STATED TASK — Copy out all lines with the word "close" in them.

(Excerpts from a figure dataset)
[BEGIN]

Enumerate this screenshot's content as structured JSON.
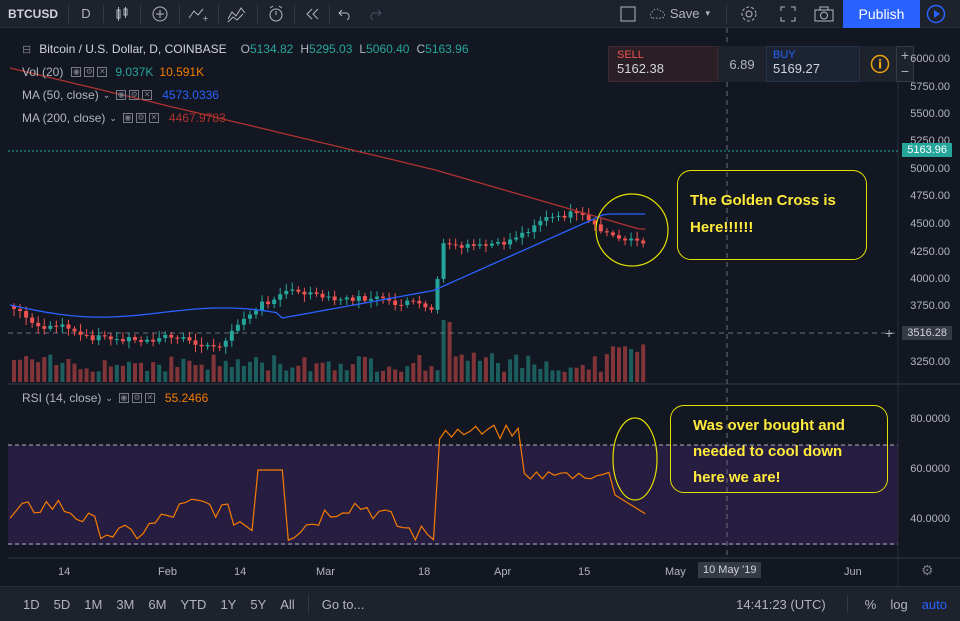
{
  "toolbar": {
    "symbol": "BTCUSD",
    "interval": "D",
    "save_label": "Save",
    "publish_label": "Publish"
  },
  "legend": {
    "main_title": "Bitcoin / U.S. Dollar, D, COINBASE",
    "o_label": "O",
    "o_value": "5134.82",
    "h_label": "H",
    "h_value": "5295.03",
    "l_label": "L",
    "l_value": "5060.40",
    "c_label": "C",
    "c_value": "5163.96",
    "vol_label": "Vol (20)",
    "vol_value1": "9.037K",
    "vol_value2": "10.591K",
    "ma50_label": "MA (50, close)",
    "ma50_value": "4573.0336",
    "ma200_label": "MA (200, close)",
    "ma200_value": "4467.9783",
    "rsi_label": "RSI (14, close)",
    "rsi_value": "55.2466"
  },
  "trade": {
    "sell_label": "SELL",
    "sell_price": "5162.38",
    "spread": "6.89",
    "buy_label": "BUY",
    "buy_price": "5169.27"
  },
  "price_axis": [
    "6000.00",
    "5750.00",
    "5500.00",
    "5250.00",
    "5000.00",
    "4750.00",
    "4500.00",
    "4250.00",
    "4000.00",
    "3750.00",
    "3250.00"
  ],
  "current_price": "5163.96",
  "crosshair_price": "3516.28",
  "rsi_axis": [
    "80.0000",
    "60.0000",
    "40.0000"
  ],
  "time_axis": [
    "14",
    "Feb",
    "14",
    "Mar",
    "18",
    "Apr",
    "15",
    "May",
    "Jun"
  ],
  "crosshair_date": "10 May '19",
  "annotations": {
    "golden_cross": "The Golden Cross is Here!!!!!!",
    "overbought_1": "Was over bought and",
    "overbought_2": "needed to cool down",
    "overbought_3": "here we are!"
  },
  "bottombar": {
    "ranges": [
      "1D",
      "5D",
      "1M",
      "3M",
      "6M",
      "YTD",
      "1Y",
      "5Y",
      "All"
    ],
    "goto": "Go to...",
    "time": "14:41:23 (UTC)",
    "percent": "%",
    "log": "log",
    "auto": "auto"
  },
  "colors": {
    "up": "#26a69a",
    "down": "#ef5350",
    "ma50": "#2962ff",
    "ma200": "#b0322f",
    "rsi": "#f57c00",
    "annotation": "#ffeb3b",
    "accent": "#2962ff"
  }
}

[END]
[BEGIN]

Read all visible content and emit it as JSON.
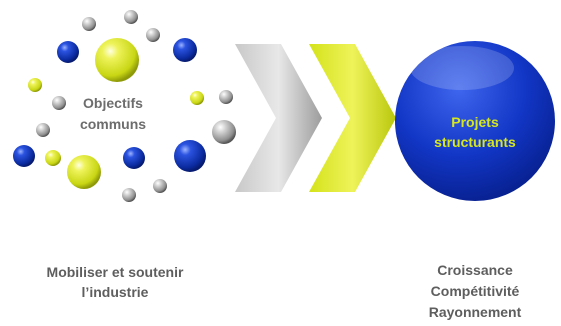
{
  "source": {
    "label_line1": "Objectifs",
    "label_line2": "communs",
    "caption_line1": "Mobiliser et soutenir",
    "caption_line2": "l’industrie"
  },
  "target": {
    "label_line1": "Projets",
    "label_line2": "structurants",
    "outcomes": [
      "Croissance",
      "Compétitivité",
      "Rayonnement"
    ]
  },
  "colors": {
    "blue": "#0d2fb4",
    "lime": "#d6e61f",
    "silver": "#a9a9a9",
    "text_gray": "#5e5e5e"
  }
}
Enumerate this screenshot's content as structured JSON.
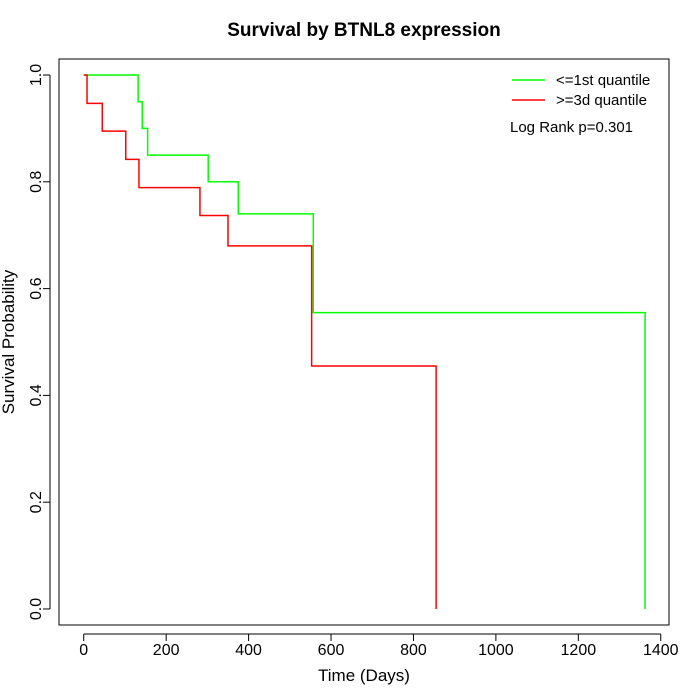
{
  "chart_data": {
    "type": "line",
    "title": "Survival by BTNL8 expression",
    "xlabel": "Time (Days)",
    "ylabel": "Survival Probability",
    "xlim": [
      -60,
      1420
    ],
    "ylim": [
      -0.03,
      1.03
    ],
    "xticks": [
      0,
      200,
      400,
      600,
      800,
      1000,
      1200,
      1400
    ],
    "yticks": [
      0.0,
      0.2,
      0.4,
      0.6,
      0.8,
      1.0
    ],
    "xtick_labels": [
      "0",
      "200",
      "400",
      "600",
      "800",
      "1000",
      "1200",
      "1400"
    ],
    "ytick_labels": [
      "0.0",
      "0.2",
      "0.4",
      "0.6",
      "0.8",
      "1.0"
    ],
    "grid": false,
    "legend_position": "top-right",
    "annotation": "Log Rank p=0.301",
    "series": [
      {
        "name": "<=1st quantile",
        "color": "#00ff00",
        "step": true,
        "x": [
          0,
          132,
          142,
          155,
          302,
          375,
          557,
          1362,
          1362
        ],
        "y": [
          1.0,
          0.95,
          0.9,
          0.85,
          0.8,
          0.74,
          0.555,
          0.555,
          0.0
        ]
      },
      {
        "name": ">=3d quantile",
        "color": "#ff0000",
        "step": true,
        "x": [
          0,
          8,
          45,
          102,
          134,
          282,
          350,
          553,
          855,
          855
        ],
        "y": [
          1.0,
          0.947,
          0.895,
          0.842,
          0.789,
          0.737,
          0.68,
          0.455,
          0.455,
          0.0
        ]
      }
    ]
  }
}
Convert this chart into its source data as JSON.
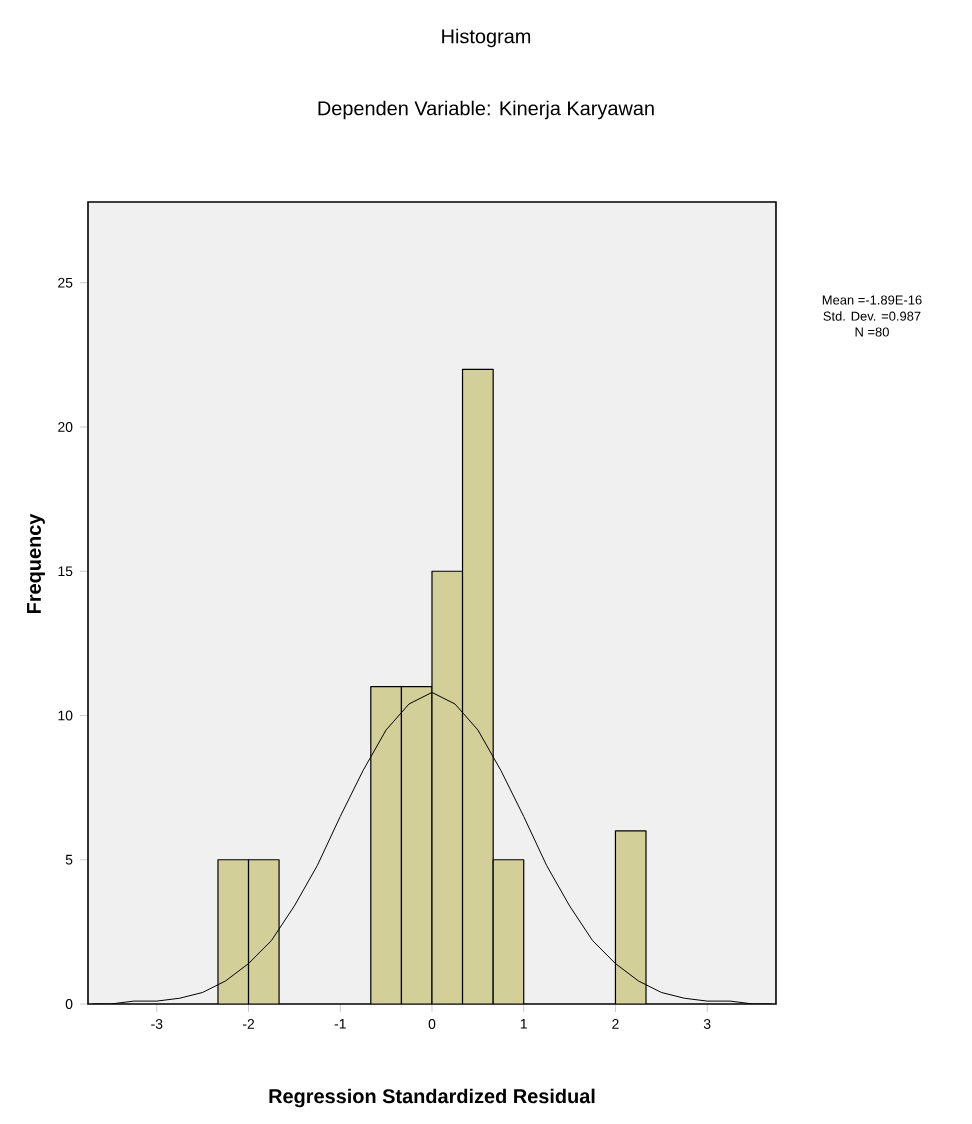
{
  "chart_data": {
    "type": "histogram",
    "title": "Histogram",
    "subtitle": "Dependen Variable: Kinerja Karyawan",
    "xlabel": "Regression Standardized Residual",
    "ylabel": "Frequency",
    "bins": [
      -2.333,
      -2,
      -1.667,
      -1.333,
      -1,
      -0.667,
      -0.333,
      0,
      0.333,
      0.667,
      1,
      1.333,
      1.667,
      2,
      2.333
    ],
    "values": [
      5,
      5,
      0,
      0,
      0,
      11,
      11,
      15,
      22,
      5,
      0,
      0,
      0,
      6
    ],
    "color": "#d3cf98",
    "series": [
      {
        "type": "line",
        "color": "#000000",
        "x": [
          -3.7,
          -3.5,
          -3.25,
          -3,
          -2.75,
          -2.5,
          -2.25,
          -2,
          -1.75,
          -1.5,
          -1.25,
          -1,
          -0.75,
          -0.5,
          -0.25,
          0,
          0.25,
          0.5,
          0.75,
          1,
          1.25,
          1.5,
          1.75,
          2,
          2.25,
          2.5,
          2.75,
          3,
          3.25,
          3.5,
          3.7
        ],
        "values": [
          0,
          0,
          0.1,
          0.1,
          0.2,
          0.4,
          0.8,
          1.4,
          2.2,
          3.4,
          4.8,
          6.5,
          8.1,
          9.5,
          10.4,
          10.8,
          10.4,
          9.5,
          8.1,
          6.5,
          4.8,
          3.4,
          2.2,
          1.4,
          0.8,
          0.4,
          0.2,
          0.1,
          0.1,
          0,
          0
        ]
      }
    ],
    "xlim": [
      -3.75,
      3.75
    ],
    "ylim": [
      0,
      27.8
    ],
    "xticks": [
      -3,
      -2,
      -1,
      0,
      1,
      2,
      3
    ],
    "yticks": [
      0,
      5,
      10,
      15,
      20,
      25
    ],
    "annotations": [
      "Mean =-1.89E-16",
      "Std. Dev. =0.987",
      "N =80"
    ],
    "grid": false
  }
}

[END]

COMPLETE OUTPUT —
    "ma50_label": "MA (50, close)",
    "ma200_label": "MA (200, close)",
    "rsi_label": "RSI (14, close)",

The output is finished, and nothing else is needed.